## DATA PROVIDED
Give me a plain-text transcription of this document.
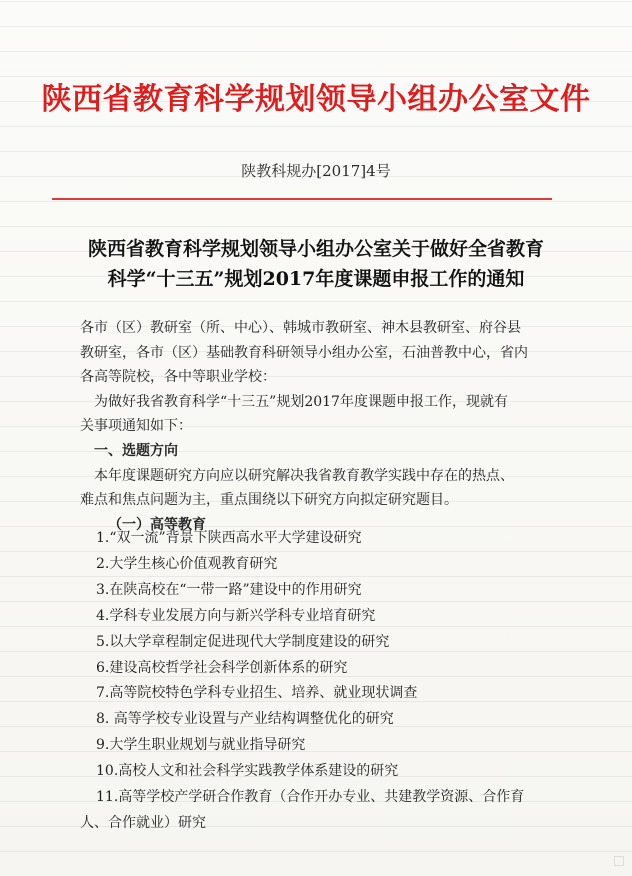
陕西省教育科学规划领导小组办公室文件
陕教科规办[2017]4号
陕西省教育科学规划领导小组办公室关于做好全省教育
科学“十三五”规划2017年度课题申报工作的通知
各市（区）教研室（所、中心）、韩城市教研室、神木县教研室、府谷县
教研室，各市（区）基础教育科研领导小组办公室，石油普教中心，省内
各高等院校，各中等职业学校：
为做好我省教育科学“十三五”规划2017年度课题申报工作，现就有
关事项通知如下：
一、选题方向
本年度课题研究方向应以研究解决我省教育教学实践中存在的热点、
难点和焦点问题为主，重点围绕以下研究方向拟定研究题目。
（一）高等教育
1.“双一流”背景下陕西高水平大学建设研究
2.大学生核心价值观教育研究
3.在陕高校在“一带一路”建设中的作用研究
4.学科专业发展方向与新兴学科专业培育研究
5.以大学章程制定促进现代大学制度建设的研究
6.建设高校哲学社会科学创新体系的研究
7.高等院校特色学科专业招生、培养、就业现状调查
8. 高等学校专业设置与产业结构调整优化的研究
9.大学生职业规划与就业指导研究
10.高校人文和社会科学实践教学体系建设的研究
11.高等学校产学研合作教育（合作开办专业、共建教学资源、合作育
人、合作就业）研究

==

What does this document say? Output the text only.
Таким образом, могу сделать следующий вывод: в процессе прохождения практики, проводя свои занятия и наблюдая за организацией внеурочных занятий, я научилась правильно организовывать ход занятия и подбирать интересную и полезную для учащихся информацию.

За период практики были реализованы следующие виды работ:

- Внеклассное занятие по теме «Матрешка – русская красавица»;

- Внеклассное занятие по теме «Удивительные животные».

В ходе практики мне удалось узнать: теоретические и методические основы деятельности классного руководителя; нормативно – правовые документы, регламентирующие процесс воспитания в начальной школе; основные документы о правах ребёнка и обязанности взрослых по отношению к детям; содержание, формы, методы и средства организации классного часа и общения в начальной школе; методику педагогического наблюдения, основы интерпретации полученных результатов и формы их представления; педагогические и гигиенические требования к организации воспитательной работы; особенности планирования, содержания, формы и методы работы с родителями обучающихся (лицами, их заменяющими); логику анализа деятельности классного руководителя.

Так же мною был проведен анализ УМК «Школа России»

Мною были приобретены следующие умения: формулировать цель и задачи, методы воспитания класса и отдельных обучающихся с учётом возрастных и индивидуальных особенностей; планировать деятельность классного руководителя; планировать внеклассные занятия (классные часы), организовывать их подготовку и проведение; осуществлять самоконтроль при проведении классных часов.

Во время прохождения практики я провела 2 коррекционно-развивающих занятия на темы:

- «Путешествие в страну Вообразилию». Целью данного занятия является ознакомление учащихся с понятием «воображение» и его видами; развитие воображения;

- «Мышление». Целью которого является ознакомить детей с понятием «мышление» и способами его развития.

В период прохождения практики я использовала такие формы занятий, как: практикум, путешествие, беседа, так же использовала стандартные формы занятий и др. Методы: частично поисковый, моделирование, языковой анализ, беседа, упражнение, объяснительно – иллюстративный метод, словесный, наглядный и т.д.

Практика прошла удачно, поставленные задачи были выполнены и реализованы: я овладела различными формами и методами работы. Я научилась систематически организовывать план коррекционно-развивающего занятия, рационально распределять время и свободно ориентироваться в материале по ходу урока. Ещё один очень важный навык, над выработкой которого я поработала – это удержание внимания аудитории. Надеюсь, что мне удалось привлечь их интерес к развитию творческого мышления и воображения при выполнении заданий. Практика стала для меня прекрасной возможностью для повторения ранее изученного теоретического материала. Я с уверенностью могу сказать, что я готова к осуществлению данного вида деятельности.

## SET EXERCISE
Search the data above for the string "занятий" and copy each line that has it.

## SOLUTION FOR THIS PROBLEM
Таким образом, могу сделать следующий вывод: в процессе прохождения практики, проводя свои занятия и наблюдая за организацией внеурочных занятий, я научилась правильно организовывать ход занятия и подбирать интересную и полезную для учащихся информацию.
В период прохождения практики я использовала такие формы занятий, как: практикум, путешествие, беседа, так же использовала стандартные формы занятий и др. Методы: частично поисковый, моделирование, языковой анализ, беседа, упражнение, объяснительно – иллюстративный метод, словесный, наглядный и т.д.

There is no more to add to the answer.